Exercise details
Copy out each line containing "Option" from the entries below.

Information shown

+++++

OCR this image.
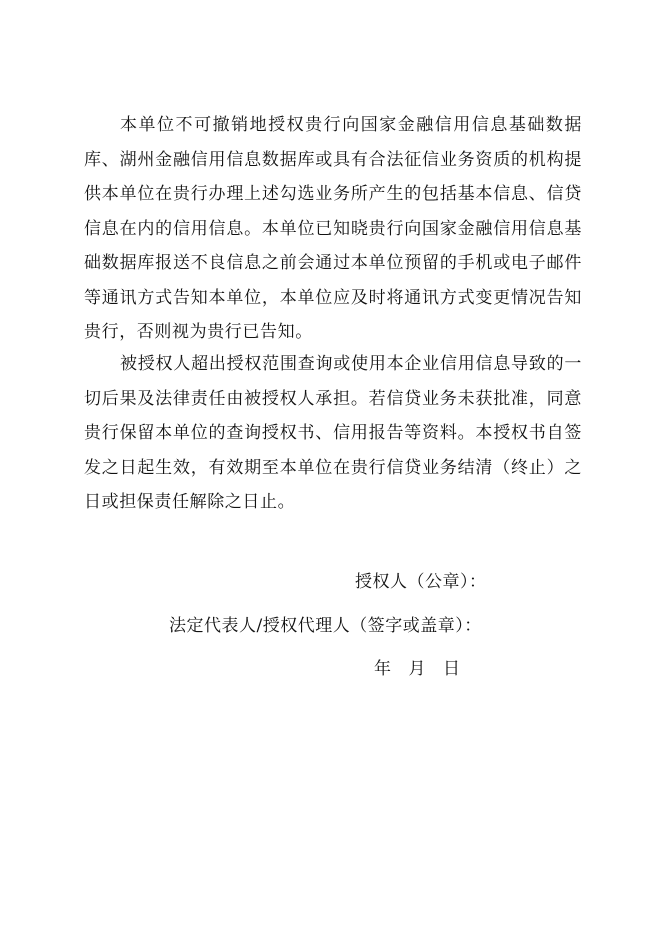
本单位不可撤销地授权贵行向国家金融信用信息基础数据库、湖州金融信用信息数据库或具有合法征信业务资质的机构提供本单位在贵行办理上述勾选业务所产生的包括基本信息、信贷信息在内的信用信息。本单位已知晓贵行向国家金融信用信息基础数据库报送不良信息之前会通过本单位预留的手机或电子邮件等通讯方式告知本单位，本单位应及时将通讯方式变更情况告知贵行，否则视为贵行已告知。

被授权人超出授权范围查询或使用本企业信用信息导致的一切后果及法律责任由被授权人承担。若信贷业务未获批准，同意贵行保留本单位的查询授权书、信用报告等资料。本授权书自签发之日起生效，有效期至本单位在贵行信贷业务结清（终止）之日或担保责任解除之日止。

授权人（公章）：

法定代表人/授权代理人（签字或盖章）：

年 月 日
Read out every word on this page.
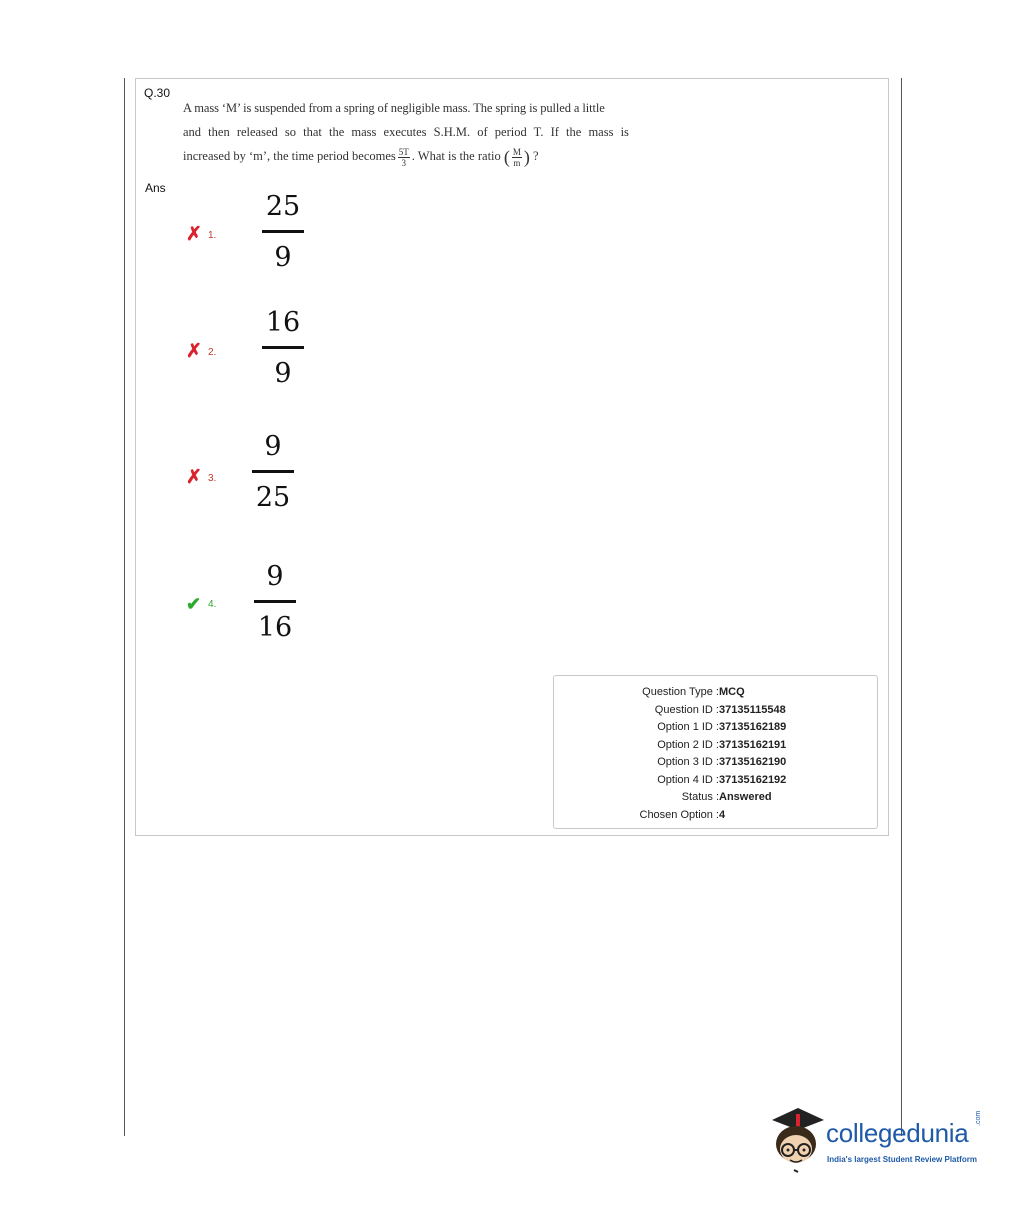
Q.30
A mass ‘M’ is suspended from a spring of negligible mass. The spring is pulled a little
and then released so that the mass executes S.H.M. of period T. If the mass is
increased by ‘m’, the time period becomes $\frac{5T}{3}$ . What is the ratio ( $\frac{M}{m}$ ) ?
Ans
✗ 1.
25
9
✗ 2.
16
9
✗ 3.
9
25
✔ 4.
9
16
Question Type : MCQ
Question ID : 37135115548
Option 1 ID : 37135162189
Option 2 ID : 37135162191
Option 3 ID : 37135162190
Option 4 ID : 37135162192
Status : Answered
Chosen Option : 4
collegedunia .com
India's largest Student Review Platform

+++++

Reply to the task
Option 1 ID : 37135162189
Option 2 ID : 37135162191
Option 3 ID : 37135162190
Option 4 ID : 37135162192
Chosen Option : 4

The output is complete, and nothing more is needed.